Input material:
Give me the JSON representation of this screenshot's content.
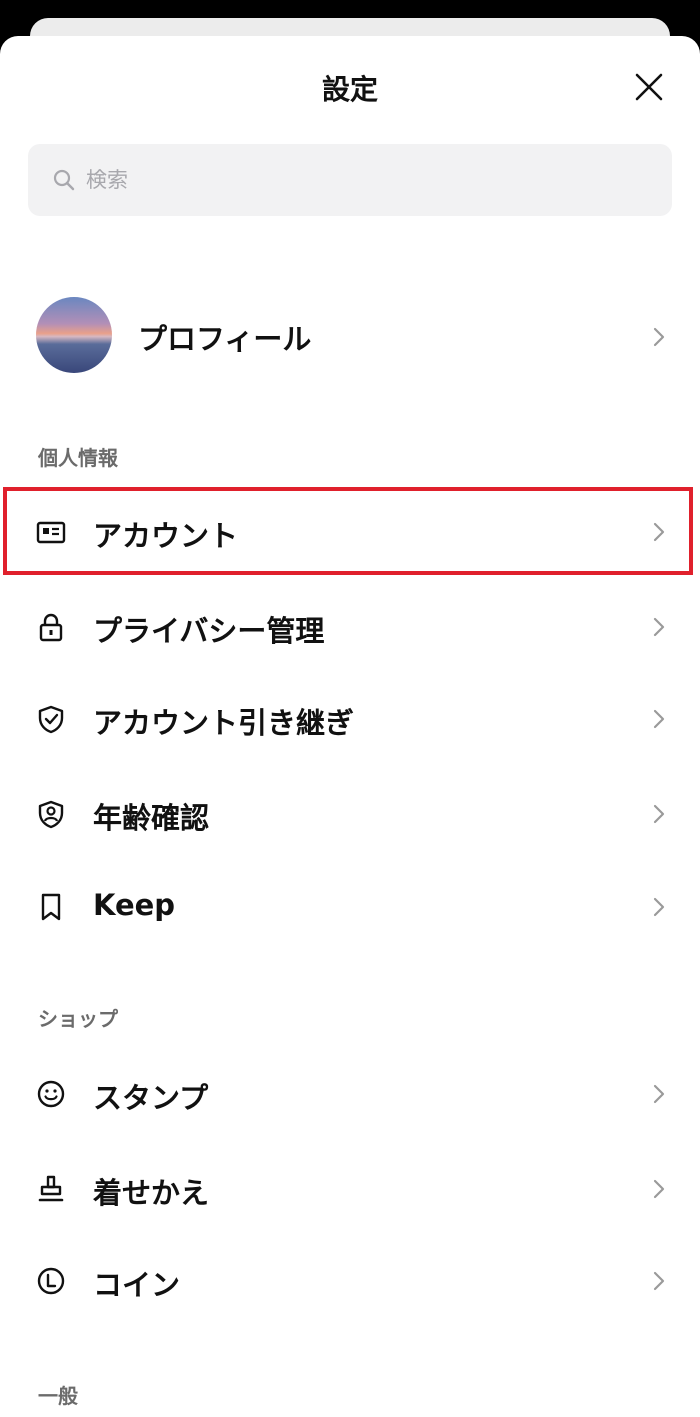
{
  "header": {
    "title": "設定"
  },
  "search": {
    "placeholder": "検索"
  },
  "profile": {
    "label": "プロフィール"
  },
  "sections": [
    {
      "title": "個人情報",
      "items": [
        {
          "label": "アカウント",
          "icon": "id-card-icon",
          "highlighted": true
        },
        {
          "label": "プライバシー管理",
          "icon": "lock-icon"
        },
        {
          "label": "アカウント引き継ぎ",
          "icon": "shield-check-icon"
        },
        {
          "label": "年齢確認",
          "icon": "badge-person-icon"
        },
        {
          "label": "Keep",
          "icon": "bookmark-icon"
        }
      ]
    },
    {
      "title": "ショップ",
      "items": [
        {
          "label": "スタンプ",
          "icon": "smiley-icon"
        },
        {
          "label": "着せかえ",
          "icon": "stamp-brush-icon"
        },
        {
          "label": "コイン",
          "icon": "coin-icon"
        }
      ]
    },
    {
      "title": "一般",
      "items": []
    }
  ],
  "colors": {
    "highlight": "#e0202c",
    "section_text": "#6b6b6b",
    "background": "#ffffff"
  }
}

Written request: Give back the entries verbatim. Do not include any picture.

Solution to the problem:
Give me the JSON representation of this screenshot's content.
{
  "header": {
    "title": "設定"
  },
  "search": {
    "placeholder": "検索"
  },
  "profile": {
    "label": "プロフィール"
  },
  "sections": [
    {
      "title": "個人情報",
      "items": [
        {
          "label": "アカウント",
          "icon": "id-card-icon",
          "highlighted": true
        },
        {
          "label": "プライバシー管理",
          "icon": "lock-icon"
        },
        {
          "label": "アカウント引き継ぎ",
          "icon": "shield-check-icon"
        },
        {
          "label": "年齢確認",
          "icon": "badge-person-icon"
        },
        {
          "label": "Keep",
          "icon": "bookmark-icon"
        }
      ]
    },
    {
      "title": "ショップ",
      "items": [
        {
          "label": "スタンプ",
          "icon": "smiley-icon"
        },
        {
          "label": "着せかえ",
          "icon": "stamp-brush-icon"
        },
        {
          "label": "コイン",
          "icon": "coin-icon"
        }
      ]
    },
    {
      "title": "一般",
      "items": []
    }
  ],
  "colors": {
    "highlight": "#e0202c",
    "section_text": "#6b6b6b",
    "background": "#ffffff"
  }
}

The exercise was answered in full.